**Document text**
***

SECTION 10. Sales and Tenders of Escrowed Property
In the event that Article 11 of the Indenture requires or permits
the Company to direct the Escrow Agent to sell or tender its respective share of
Escrowed Property, the Escrow Agent shall sell or tender such Escrowed Property
in such manner as shall be set forth in written instructions concerning any such
sale or tender which are given by the Company by means of an Officer's
Certificate and shall remit the proceeds thereof as provided in such Officer's
Certificate. Such Officer's Certificate shall demonstrate to the reasonable
satisfaction of the Escrow Agent that such sale or tender and such disposition
of proceeds is permitted under the Indenture.

***

**Supplied information**
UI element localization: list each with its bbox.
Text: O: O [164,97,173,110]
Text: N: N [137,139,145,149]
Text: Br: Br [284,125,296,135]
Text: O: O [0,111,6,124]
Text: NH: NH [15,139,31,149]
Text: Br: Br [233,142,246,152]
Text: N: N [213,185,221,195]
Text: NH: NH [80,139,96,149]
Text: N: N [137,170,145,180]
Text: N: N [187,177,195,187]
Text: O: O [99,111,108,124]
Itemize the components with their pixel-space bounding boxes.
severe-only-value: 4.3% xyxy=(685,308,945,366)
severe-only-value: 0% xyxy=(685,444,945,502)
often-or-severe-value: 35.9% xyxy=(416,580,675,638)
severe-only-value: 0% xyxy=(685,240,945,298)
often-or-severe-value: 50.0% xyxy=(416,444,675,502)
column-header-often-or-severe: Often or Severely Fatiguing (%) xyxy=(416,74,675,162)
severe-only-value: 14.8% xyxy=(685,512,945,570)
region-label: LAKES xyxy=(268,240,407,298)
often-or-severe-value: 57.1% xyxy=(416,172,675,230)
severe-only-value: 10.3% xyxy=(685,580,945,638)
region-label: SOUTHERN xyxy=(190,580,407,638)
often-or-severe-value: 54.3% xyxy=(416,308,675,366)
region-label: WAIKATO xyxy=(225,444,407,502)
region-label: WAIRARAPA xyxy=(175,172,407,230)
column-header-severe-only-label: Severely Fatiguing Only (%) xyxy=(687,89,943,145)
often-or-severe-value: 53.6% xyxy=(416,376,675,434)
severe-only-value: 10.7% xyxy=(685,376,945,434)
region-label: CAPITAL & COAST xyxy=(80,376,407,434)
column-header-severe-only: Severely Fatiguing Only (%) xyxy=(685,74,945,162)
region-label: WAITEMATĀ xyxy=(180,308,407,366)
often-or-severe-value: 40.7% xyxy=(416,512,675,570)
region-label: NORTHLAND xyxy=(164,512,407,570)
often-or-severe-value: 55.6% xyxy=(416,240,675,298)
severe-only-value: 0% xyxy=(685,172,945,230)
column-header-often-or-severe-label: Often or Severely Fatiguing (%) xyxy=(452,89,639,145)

***

**Exercise requirements**
**a.** List every capitalized term in the escrow section that names a party, a document, or the property being held, leaving out the section and article headings.
**b.** Write out the stretch of the escrow section from "SECTION 10. Sales" through "under the Indenture.".

**Task-by-task answers**
**a.** Escrowed Property, Indenture, Company, Escrow Agent, Officer's Certificate

**b.**
SECTION 10. Sales and Tenders of Escrowed Property
In the event that Article 11 of the Indenture requires or permits
the Company to direct the Escrow Agent to sell or tender its respective share of
Escrowed Property, the Escrow Agent shall sell or tender such Escrowed Property
in such manner as shall be set forth in written instructions concerning any such
sale or tender which are given by the Company by means of an Officer's
Certificate and shall remit the proceeds thereof as provided in such Officer's
Certificate. Such Officer's Certificate shall demonstrate to the reasonable
satisfaction of the Escrow Agent that such sale or tender and such disposition
of proceeds is permitted under the Indenture.